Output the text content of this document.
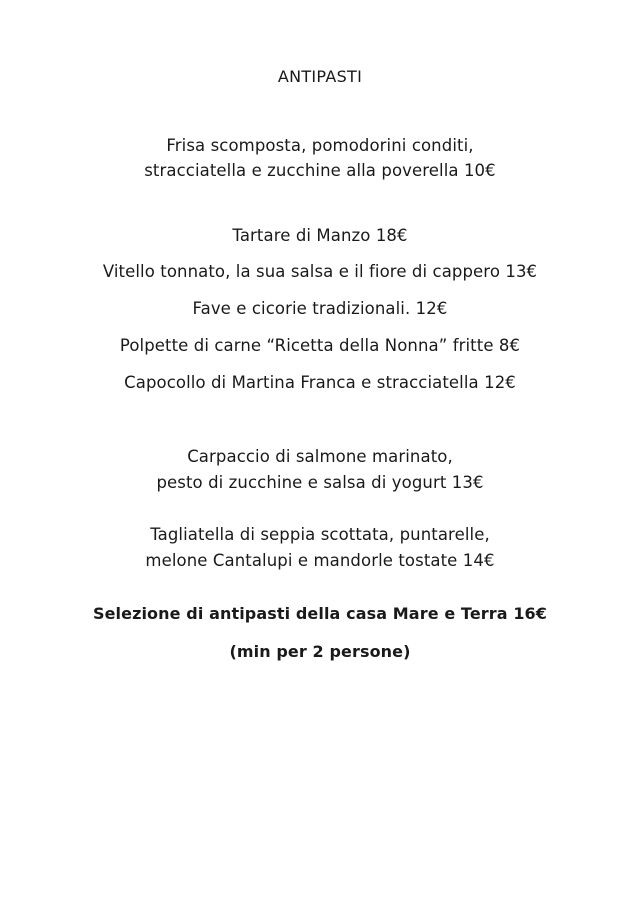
ANTIPASTI
Frisa scomposta, pomodorini conditi,
stracciatella e zucchine alla poverella 10€
Tartare di Manzo 18€
Vitello tonnato, la sua salsa e il fiore di cappero 13€
Fave e cicorie tradizionali. 12€
Polpette di carne “Ricetta della Nonna” fritte 8€
Capocollo di Martina Franca e stracciatella 12€
Carpaccio di salmone marinato,
pesto di zucchine e salsa di yogurt 13€
Tagliatella di seppia scottata, puntarelle,
melone Cantalupi e mandorle tostate 14€
Selezione di antipasti della casa Mare e Terra 16€
(min per 2 persone)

* **OBJECTIVE**
Pull out all lines from the listing that contain the string "della".

* **THE RESULT**
Polpette di carne “Ricetta della Nonna” fritte 8€
Selezione di antipasti della casa Mare e Terra 16€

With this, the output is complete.